-- Start of Listing --

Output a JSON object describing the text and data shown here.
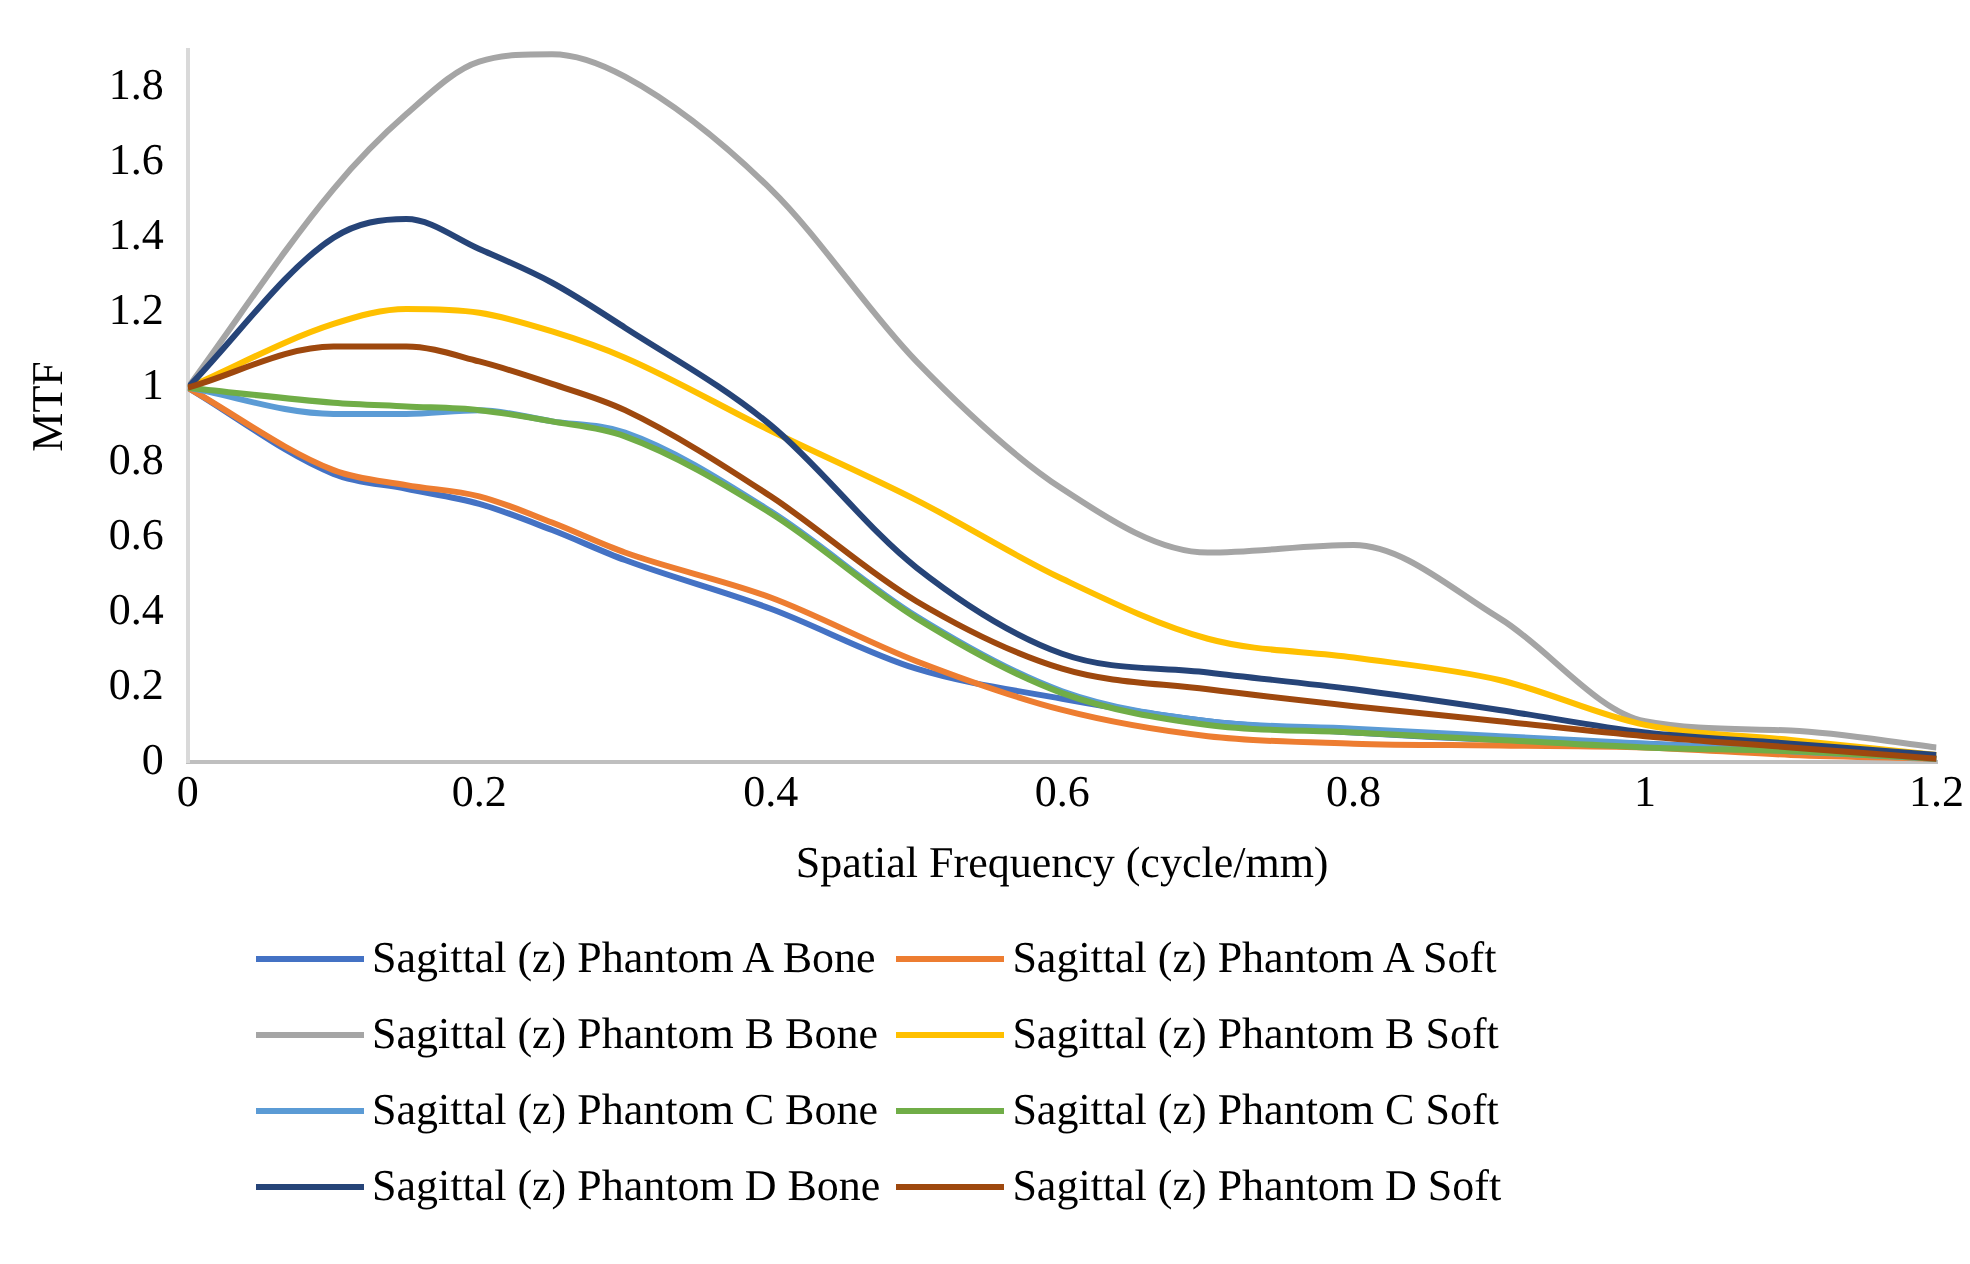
{
  "chart_data": {
    "type": "line",
    "xlabel": "Spatial Frequency (cycle/mm)",
    "ylabel": "MTF",
    "x": [
      0,
      0.1,
      0.15,
      0.2,
      0.25,
      0.3,
      0.4,
      0.5,
      0.6,
      0.7,
      0.8,
      0.9,
      1,
      1.1,
      1.2
    ],
    "xlim": [
      0,
      1.2
    ],
    "xticks": [
      0,
      0.2,
      0.4,
      0.6,
      0.8,
      1,
      1.2
    ],
    "ylim": [
      0,
      1.9
    ],
    "yticks": [
      0,
      0.2,
      0.4,
      0.6,
      0.8,
      1,
      1.2,
      1.4,
      1.6,
      1.8
    ],
    "grid": false,
    "legend": "bottom",
    "marker": "none",
    "line_style": "solid",
    "series": [
      {
        "name": "Sagittal (z) Phantom A Bone",
        "color": "#4472c4",
        "values": [
          1,
          0.77,
          0.73,
          0.69,
          0.62,
          0.54,
          0.41,
          0.25,
          0.17,
          0.11,
          0.08,
          0.06,
          0.05,
          0.03,
          0.01
        ]
      },
      {
        "name": "Sagittal (z) Phantom A Soft",
        "color": "#ed7d31",
        "values": [
          1,
          0.78,
          0.74,
          0.71,
          0.64,
          0.56,
          0.44,
          0.27,
          0.14,
          0.07,
          0.05,
          0.045,
          0.04,
          0.02,
          0.01
        ]
      },
      {
        "name": "Sagittal (z) Phantom B Bone",
        "color": "#a5a5a5",
        "values": [
          1,
          1.53,
          1.73,
          1.87,
          1.89,
          1.83,
          1.53,
          1.07,
          0.73,
          0.56,
          0.58,
          0.385,
          0.11,
          0.085,
          0.04
        ]
      },
      {
        "name": "Sagittal (z) Phantom B Soft",
        "color": "#ffc000",
        "values": [
          1,
          1.17,
          1.21,
          1.2,
          1.15,
          1.08,
          0.885,
          0.7,
          0.49,
          0.33,
          0.28,
          0.22,
          0.1,
          0.06,
          0.02
        ]
      },
      {
        "name": "Sagittal (z) Phantom C Bone",
        "color": "#5b9bd5",
        "values": [
          1,
          0.93,
          0.93,
          0.94,
          0.91,
          0.88,
          0.67,
          0.39,
          0.19,
          0.11,
          0.09,
          0.07,
          0.05,
          0.03,
          0.01
        ]
      },
      {
        "name": "Sagittal (z) Phantom C Soft",
        "color": "#70ad47",
        "values": [
          1,
          0.96,
          0.95,
          0.94,
          0.91,
          0.87,
          0.665,
          0.385,
          0.185,
          0.1,
          0.08,
          0.06,
          0.04,
          0.03,
          0.01
        ]
      },
      {
        "name": "Sagittal (z) Phantom D Bone",
        "color": "#264478",
        "values": [
          1,
          1.4,
          1.45,
          1.37,
          1.28,
          1.16,
          0.9,
          0.52,
          0.29,
          0.24,
          0.195,
          0.14,
          0.08,
          0.05,
          0.02
        ]
      },
      {
        "name": "Sagittal (z) Phantom D Soft",
        "color": "#9e480e",
        "values": [
          1,
          1.11,
          1.11,
          1.07,
          1.01,
          0.94,
          0.71,
          0.43,
          0.25,
          0.195,
          0.15,
          0.11,
          0.07,
          0.04,
          0.01
        ]
      }
    ]
  }
}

-- End of Listing --

# [What is asked]
Copy all lines in the listing above where the string "Soft" appears.

# [The output]
        "name": "Sagittal (z) Phantom A Soft",
        "name": "Sagittal (z) Phantom B Soft",
        "name": "Sagittal (z) Phantom C Soft",
        "name": "Sagittal (z) Phantom D Soft",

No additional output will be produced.